───── Dataset records ─────
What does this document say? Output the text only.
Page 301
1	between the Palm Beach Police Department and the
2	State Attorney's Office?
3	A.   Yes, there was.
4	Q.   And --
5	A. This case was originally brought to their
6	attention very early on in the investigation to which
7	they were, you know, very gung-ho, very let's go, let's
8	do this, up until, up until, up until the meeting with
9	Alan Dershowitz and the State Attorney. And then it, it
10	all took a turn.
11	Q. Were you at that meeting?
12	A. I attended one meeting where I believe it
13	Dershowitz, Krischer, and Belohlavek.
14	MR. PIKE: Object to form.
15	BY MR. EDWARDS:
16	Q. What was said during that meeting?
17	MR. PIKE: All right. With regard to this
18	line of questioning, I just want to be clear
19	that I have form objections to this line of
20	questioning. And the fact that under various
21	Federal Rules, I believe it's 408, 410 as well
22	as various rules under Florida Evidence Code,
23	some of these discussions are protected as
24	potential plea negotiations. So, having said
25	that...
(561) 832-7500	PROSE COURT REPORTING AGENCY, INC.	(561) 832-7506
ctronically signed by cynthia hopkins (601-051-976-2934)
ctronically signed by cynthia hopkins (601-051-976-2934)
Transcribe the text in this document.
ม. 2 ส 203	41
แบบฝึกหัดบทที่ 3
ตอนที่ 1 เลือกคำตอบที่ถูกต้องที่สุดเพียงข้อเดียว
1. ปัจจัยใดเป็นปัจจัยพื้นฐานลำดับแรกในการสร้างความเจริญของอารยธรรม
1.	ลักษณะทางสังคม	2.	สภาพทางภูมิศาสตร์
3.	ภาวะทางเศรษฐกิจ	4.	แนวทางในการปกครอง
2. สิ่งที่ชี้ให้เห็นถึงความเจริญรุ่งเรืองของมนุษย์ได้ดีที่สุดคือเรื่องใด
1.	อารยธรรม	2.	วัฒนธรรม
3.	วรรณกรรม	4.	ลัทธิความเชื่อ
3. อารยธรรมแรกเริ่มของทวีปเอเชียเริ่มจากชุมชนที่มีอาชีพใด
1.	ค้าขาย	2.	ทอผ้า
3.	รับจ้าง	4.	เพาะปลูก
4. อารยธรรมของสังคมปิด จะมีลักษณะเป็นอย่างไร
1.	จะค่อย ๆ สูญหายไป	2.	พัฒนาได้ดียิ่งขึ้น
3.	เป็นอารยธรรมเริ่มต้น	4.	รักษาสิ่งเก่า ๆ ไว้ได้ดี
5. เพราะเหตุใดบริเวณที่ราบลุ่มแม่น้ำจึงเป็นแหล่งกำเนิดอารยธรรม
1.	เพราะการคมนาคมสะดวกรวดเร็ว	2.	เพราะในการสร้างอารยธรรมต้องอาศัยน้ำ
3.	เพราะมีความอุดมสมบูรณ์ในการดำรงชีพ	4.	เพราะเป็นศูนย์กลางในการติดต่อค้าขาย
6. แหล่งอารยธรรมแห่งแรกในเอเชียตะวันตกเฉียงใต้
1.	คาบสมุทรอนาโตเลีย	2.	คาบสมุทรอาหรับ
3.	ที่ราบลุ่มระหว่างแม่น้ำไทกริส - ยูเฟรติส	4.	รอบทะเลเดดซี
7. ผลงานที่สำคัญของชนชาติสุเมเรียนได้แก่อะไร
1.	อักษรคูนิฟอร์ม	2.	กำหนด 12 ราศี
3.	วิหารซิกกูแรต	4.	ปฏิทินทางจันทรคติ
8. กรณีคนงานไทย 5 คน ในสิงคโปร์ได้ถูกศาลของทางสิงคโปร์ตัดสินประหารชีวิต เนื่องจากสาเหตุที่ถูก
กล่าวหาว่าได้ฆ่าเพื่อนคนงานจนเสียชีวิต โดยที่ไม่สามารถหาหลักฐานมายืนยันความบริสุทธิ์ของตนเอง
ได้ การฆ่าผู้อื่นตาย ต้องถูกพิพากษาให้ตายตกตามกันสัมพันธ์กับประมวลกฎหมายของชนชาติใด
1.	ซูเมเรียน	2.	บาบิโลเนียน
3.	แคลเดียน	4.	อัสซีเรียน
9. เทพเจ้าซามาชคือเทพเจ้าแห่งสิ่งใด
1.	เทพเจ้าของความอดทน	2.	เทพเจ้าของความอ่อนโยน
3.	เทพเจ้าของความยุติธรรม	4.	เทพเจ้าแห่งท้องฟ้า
─────
**Stated goal:** Retype the material above, line by line, exactly.

**Answer below:**
What does this document say? Output the text only.
Page 301
1	between the Palm Beach Police Department and the
2	State Attorney's Office?
3	A.   Yes, there was.
4	Q.   And --
5	A. This case was originally brought to their
6	attention very early on in the investigation to which
7	they were, you know, very gung-ho, very let's go, let's
8	do this, up until, up until, up until the meeting with
9	Alan Dershowitz and the State Attorney. And then it, it
10	all took a turn.
11	Q. Were you at that meeting?
12	A. I attended one meeting where I believe it
13	Dershowitz, Krischer, and Belohlavek.
14	MR. PIKE: Object to form.
15	BY MR. EDWARDS:
16	Q. What was said during that meeting?
17	MR. PIKE: All right. With regard to this
18	line of questioning, I just want to be clear
19	that I have form objections to this line of
20	questioning. And the fact that under various
21	Federal Rules, I believe it's 408, 410 as well
22	as various rules under Florida Evidence Code,
23	some of these discussions are protected as
24	potential plea negotiations. So, having said
25	that...
(561) 832-7500	PROSE COURT REPORTING AGENCY, INC.	(561) 832-7506
ctronically signed by cynthia hopkins (601-051-976-2934)
ctronically signed by cynthia hopkins (601-051-976-2934)
Transcribe the text in this document.
ม. 2 ส 203	41
แบบฝึกหัดบทที่ 3
ตอนที่ 1 เลือกคำตอบที่ถูกต้องที่สุดเพียงข้อเดียว
1. ปัจจัยใดเป็นปัจจัยพื้นฐานลำดับแรกในการสร้างความเจริญของอารยธรรม
1.	ลักษณะทางสังคม	2.	สภาพทางภูมิศาสตร์
3.	ภาวะทางเศรษฐกิจ	4.	แนวทางในการปกครอง
2. สิ่งที่ชี้ให้เห็นถึงความเจริญรุ่งเรืองของมนุษย์ได้ดีที่สุดคือเรื่องใด
1.	อารยธรรม	2.	วัฒนธรรม
3.	วรรณกรรม	4.	ลัทธิความเชื่อ
3. อารยธรรมแรกเริ่มของทวีปเอเชียเริ่มจากชุมชนที่มีอาชีพใด
1.	ค้าขาย	2.	ทอผ้า
3.	รับจ้าง	4.	เพาะปลูก
4. อารยธรรมของสังคมปิด จะมีลักษณะเป็นอย่างไร
1.	จะค่อย ๆ สูญหายไป	2.	พัฒนาได้ดียิ่งขึ้น
3.	เป็นอารยธรรมเริ่มต้น	4.	รักษาสิ่งเก่า ๆ ไว้ได้ดี
5. เพราะเหตุใดบริเวณที่ราบลุ่มแม่น้ำจึงเป็นแหล่งกำเนิดอารยธรรม
1.	เพราะการคมนาคมสะดวกรวดเร็ว	2.	เพราะในการสร้างอารยธรรมต้องอาศัยน้ำ
3.	เพราะมีความอุดมสมบูรณ์ในการดำรงชีพ	4.	เพราะเป็นศูนย์กลางในการติดต่อค้าขาย
6. แหล่งอารยธรรมแห่งแรกในเอเชียตะวันตกเฉียงใต้
1.	คาบสมุทรอนาโตเลีย	2.	คาบสมุทรอาหรับ
3.	ที่ราบลุ่มระหว่างแม่น้ำไทกริส - ยูเฟรติส	4.	รอบทะเลเดดซี
7. ผลงานที่สำคัญของชนชาติสุเมเรียนได้แก่อะไร
1.	อักษรคูนิฟอร์ม	2.	กำหนด 12 ราศี
3.	วิหารซิกกูแรต	4.	ปฏิทินทางจันทรคติ
8. กรณีคนงานไทย 5 คน ในสิงคโปร์ได้ถูกศาลของทางสิงคโปร์ตัดสินประหารชีวิต เนื่องจากสาเหตุที่ถูก
กล่าวหาว่าได้ฆ่าเพื่อนคนงานจนเสียชีวิต โดยที่ไม่สามารถหาหลักฐานมายืนยันความบริสุทธิ์ของตนเอง
ได้ การฆ่าผู้อื่นตาย ต้องถูกพิพากษาให้ตายตกตามกันสัมพันธ์กับประมวลกฎหมายของชนชาติใด
1.	ซูเมเรียน	2.	บาบิโลเนียน
3.	แคลเดียน	4.	อัสซีเรียน
9. เทพเจ้าซามาชคือเทพเจ้าแห่งสิ่งใด
1.	เทพเจ้าของความอดทน	2.	เทพเจ้าของความอ่อนโยน
3.	เทพเจ้าของความยุติธรรม	4.	เทพเจ้าแห่งท้องฟ้า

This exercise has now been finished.